(WRITTEN EXERCISE):
How many lines in the entries below contain "value"? Answer with the number only.

Figure collection entries:

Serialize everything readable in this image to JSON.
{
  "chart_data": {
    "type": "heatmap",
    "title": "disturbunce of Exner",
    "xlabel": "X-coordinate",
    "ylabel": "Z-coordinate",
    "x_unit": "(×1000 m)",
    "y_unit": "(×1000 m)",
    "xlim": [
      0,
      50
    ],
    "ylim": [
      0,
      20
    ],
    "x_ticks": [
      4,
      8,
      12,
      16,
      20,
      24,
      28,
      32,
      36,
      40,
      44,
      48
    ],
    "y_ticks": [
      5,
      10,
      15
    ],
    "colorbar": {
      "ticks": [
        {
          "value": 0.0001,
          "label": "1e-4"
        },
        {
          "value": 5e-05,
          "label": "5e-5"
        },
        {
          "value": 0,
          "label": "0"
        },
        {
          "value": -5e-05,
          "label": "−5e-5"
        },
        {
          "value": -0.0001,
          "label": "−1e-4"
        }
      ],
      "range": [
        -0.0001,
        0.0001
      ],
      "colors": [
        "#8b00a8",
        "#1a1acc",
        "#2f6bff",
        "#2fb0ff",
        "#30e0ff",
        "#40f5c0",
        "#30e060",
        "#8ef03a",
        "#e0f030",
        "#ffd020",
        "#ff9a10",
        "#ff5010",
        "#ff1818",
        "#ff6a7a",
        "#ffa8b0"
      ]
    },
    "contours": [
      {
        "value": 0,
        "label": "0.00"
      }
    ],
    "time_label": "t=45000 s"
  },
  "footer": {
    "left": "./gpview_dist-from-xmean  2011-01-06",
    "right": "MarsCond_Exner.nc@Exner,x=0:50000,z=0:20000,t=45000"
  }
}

(WRITTEN RESPONSE):
6